* **AIM**
Give the number of lines below that contain the word "index", and nothing else.

Source records

-- begin --

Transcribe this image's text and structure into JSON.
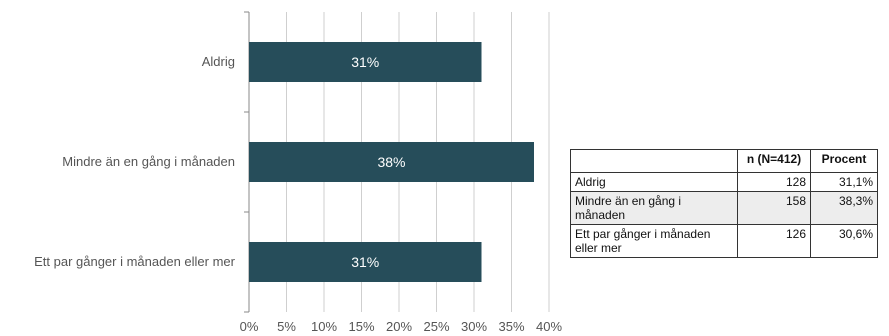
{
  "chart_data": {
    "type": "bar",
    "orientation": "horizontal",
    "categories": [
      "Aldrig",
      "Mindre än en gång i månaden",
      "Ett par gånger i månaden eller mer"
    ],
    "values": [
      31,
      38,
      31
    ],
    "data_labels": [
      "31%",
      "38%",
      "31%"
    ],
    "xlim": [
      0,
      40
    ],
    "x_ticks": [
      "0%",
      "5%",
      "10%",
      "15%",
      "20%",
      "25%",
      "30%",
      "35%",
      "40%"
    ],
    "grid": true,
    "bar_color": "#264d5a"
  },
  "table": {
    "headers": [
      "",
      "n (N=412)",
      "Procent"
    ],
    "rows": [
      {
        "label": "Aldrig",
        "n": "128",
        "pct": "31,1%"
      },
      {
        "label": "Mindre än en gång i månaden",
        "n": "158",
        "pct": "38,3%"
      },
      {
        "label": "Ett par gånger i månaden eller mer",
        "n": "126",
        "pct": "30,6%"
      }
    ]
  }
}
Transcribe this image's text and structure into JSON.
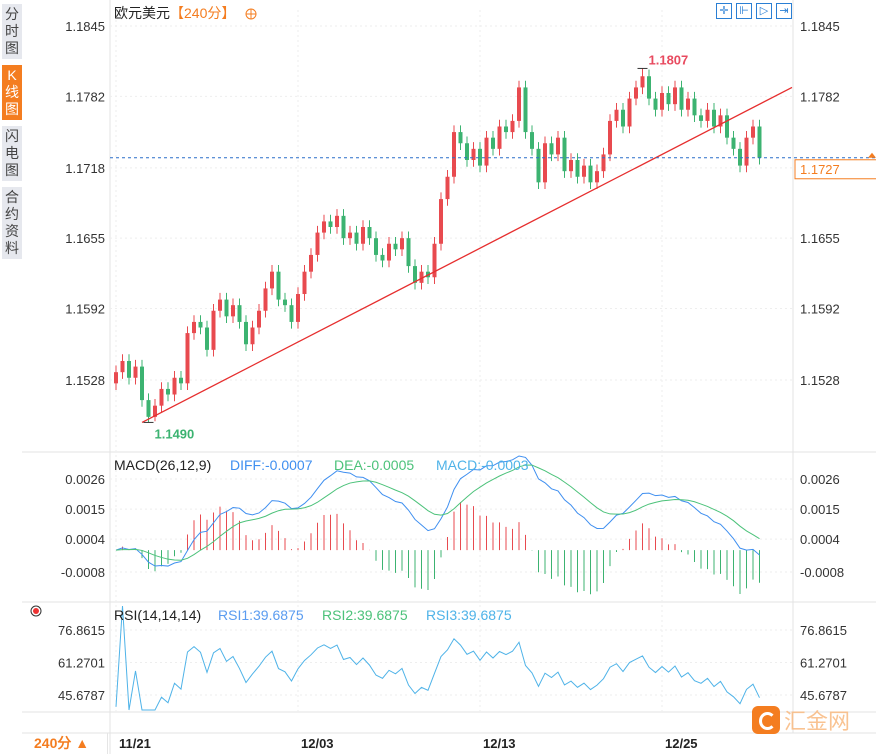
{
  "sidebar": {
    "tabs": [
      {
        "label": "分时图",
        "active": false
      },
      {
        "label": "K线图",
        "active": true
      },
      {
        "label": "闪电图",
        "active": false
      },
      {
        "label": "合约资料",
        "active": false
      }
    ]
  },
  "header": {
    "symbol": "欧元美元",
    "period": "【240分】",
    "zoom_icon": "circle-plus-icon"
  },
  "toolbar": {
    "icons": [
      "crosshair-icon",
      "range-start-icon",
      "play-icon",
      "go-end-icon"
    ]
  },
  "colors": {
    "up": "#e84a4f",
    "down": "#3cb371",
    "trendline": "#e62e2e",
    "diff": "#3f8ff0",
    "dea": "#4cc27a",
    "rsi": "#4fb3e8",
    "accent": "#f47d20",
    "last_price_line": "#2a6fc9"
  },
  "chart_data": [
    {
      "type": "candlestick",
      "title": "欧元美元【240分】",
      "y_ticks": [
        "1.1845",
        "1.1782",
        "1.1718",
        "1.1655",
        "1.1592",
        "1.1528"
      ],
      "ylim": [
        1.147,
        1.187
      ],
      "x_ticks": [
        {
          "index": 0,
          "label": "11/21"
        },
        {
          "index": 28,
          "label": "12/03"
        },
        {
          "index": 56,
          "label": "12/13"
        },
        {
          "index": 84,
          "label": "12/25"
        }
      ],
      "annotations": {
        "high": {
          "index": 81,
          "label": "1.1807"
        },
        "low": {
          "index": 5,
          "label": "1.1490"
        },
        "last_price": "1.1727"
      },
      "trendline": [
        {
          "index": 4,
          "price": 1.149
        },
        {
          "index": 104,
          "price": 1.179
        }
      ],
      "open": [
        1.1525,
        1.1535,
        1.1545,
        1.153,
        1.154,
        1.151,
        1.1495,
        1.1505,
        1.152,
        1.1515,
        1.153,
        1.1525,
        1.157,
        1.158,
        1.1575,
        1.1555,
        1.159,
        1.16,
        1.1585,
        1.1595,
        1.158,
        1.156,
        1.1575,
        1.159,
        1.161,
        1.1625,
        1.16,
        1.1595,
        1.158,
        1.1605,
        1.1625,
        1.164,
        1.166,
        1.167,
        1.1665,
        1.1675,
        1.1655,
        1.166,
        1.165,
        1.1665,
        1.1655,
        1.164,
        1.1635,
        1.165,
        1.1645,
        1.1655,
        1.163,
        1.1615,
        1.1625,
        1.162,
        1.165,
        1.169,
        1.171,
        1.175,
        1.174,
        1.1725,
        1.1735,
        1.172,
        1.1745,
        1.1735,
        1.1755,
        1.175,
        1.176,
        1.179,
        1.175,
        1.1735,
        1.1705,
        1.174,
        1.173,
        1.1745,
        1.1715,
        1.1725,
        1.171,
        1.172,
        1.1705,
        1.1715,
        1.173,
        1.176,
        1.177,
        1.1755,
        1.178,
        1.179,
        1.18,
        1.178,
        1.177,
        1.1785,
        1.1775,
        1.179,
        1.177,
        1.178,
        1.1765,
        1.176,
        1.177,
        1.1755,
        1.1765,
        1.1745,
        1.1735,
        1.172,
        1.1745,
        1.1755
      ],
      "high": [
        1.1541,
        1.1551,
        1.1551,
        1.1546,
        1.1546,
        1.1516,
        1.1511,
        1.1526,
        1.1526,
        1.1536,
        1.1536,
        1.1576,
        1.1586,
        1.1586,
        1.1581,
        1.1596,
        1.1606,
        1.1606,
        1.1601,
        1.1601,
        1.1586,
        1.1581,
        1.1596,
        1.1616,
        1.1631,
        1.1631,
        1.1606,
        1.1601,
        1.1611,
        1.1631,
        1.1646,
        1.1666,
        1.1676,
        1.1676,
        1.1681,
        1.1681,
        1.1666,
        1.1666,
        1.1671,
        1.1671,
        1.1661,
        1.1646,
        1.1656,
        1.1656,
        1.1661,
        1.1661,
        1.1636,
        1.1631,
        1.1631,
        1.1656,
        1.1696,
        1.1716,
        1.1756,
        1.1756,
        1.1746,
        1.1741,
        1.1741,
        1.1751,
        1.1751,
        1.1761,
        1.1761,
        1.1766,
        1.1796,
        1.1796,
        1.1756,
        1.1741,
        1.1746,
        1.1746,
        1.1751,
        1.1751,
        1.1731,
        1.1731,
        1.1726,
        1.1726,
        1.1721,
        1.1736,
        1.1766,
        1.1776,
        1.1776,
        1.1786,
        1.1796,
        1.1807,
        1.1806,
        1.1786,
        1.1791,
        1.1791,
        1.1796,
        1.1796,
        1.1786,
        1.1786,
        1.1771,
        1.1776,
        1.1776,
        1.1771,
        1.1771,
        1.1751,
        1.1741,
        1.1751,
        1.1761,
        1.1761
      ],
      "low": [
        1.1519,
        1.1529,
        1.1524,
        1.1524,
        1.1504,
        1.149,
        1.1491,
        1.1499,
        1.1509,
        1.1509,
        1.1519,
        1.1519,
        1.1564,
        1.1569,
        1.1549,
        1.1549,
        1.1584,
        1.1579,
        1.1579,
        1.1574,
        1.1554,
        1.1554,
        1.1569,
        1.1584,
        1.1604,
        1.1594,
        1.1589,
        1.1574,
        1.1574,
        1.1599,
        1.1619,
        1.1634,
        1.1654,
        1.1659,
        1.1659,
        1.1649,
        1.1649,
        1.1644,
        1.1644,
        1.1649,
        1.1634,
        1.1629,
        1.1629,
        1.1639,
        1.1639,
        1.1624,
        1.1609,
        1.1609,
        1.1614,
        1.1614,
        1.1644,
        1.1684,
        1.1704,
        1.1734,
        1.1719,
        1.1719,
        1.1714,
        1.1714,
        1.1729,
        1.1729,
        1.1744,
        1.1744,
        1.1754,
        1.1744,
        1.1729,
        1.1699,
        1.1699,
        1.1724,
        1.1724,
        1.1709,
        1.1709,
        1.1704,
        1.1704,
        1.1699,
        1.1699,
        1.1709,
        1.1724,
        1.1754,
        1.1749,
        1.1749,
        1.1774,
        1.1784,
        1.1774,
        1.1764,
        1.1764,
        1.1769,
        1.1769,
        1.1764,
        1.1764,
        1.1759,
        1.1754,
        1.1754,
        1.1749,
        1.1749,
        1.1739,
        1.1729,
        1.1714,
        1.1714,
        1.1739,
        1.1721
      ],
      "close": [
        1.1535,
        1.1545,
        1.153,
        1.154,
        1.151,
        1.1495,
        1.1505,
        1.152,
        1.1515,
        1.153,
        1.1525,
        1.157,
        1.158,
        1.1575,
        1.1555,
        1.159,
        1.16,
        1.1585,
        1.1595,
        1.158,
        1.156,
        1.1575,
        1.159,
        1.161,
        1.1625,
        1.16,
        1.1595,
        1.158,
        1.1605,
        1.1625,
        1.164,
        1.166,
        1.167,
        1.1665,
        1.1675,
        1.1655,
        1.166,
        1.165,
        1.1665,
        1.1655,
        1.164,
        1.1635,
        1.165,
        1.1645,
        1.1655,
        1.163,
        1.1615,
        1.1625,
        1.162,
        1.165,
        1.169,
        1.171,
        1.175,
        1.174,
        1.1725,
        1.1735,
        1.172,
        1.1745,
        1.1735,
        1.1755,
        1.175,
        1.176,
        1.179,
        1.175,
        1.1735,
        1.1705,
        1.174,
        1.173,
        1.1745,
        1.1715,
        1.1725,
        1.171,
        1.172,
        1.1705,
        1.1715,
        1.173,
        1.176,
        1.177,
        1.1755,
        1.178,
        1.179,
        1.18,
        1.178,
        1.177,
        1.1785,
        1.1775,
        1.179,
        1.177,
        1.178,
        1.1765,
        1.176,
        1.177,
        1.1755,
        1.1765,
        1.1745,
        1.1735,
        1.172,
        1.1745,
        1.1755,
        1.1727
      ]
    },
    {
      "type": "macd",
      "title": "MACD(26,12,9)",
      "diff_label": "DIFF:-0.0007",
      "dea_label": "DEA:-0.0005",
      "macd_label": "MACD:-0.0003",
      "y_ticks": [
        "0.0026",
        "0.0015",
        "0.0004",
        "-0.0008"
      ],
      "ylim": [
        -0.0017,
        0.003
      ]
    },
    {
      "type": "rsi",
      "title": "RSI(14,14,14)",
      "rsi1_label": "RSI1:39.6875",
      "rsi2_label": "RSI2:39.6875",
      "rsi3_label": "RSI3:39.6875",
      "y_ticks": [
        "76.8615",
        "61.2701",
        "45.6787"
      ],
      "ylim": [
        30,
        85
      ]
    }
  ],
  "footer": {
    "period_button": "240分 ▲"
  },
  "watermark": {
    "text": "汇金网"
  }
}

-- end --

* **ANSWER TO THE EXERCISE**
8